━━ Input records ━━

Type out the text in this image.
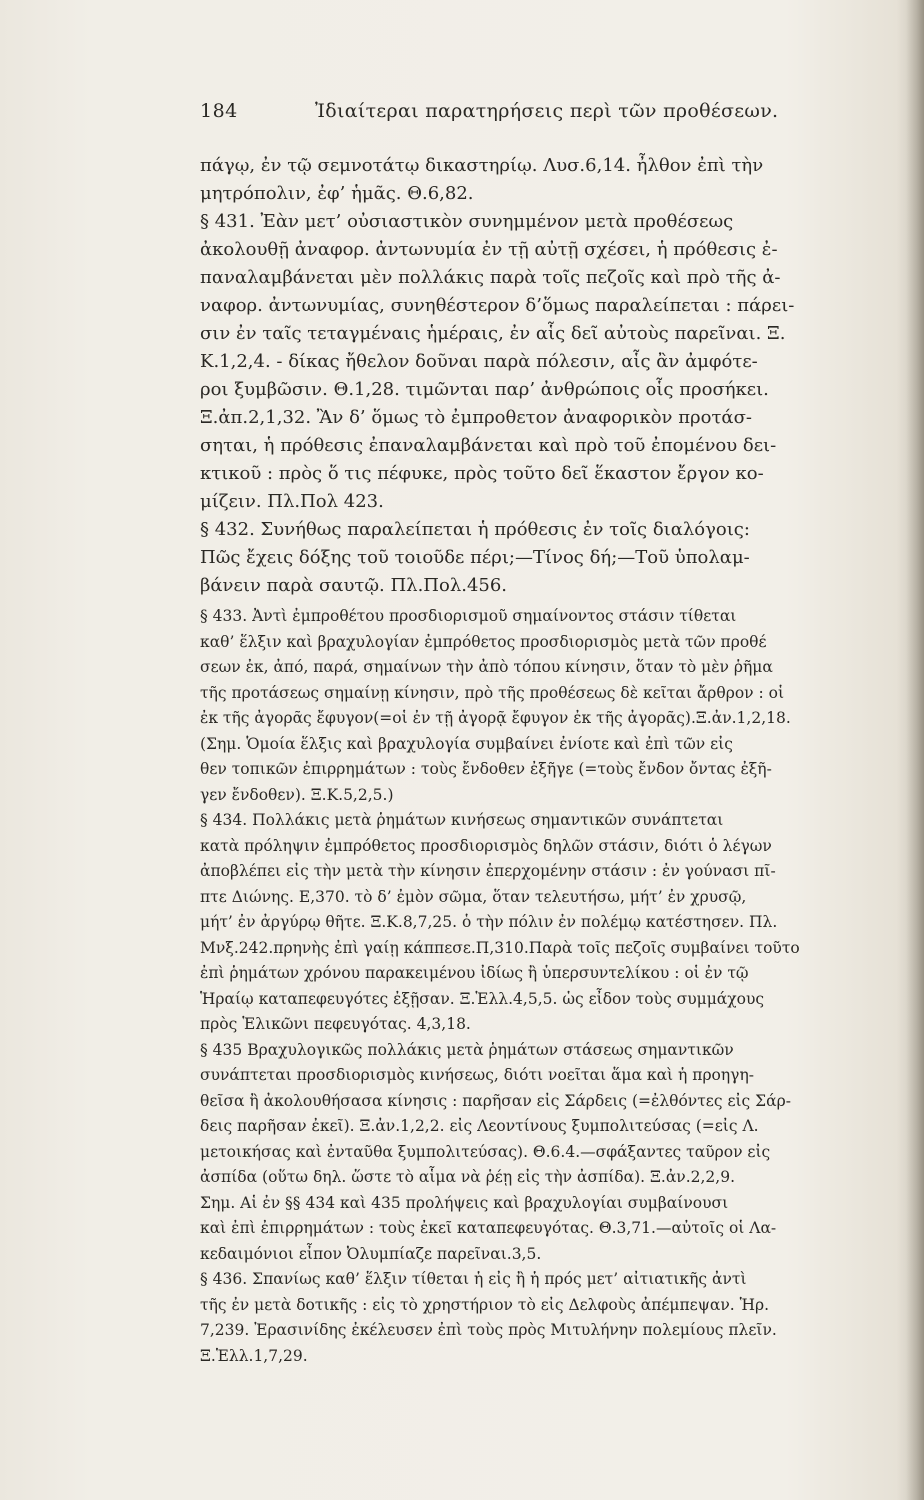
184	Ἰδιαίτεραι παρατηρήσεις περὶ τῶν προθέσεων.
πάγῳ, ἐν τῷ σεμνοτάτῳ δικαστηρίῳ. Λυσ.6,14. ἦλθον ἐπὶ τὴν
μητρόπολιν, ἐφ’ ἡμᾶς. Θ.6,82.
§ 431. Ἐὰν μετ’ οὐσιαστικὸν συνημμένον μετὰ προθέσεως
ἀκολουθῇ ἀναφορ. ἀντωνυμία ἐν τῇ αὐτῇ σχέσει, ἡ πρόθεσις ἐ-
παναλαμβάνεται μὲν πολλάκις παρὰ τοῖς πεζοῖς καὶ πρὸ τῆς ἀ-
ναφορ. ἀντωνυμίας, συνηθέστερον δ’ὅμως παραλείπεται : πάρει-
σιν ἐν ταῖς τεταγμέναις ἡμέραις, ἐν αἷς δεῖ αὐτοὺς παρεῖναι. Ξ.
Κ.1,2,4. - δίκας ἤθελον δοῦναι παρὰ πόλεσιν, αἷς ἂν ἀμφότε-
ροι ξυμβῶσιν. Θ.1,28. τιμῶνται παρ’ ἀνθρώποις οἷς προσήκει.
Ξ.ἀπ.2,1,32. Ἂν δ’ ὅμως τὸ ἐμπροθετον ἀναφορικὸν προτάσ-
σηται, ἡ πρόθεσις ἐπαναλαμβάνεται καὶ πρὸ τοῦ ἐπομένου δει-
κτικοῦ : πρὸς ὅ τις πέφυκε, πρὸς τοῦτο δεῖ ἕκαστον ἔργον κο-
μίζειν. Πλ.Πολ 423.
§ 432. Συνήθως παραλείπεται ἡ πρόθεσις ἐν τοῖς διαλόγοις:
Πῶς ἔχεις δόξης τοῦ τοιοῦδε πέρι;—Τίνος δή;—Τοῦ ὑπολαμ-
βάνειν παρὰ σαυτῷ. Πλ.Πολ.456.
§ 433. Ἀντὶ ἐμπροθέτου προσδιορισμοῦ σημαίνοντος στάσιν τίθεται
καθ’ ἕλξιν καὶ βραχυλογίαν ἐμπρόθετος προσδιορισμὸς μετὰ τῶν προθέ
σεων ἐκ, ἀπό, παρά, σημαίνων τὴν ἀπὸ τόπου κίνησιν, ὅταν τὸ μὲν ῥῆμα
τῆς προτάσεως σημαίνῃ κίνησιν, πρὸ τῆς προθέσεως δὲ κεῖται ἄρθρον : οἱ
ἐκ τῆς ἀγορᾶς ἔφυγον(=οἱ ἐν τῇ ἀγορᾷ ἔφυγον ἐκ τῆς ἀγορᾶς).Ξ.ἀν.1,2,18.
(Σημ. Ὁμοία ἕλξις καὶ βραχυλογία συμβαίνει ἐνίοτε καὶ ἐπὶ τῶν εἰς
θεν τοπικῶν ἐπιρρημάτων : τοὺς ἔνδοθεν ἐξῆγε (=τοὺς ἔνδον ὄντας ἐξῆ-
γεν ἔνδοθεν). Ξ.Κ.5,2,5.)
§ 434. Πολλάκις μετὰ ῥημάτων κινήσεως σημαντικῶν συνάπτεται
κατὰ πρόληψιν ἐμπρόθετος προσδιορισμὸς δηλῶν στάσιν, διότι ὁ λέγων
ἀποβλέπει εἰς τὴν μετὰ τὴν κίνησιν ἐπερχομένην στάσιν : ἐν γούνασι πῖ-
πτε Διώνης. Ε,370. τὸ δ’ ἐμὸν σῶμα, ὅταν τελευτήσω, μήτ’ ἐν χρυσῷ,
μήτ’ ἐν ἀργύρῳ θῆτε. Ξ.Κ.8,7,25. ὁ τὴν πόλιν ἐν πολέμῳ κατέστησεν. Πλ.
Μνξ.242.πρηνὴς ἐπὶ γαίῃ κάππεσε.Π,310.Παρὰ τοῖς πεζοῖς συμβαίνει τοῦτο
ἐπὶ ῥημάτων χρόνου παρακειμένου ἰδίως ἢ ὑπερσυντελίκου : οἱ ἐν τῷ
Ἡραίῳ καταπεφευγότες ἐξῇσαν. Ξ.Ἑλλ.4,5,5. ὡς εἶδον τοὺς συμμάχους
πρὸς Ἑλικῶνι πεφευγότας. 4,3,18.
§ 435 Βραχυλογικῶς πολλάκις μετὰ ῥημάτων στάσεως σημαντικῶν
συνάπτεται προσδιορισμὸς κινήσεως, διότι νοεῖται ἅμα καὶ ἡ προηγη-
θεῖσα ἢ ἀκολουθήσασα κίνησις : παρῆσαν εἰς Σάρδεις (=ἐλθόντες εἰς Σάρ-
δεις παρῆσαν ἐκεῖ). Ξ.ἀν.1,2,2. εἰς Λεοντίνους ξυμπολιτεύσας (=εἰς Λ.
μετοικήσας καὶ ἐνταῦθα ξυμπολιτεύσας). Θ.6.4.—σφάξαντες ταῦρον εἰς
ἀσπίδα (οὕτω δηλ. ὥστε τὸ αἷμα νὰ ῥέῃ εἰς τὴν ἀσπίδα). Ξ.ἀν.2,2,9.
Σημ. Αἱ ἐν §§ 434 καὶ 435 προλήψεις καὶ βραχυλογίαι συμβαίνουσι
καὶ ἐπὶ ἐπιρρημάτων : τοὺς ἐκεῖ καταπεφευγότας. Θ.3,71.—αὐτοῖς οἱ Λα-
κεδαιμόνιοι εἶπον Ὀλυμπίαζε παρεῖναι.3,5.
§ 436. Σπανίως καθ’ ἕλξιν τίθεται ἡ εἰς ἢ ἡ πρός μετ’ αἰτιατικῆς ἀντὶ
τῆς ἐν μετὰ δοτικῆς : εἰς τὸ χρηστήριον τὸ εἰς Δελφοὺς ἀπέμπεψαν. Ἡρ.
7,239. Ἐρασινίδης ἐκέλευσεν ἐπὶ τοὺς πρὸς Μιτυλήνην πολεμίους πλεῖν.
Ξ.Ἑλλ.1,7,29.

━━━

**Work instructions**
Where a line holds the string "κίνησιν", copy that line.

**Answer to the problem**
σεων ἐκ, ἀπό, παρά, σημαίνων τὴν ἀπὸ τόπου κίνησιν, ὅταν τὸ μὲν ῥῆμα
τῆς προτάσεως σημαίνῃ κίνησιν, πρὸ τῆς προθέσεως δὲ κεῖται ἄρθρον : οἱ
ἀποβλέπει εἰς τὴν μετὰ τὴν κίνησιν ἐπερχομένην στάσιν : ἐν γούνασι πῖ-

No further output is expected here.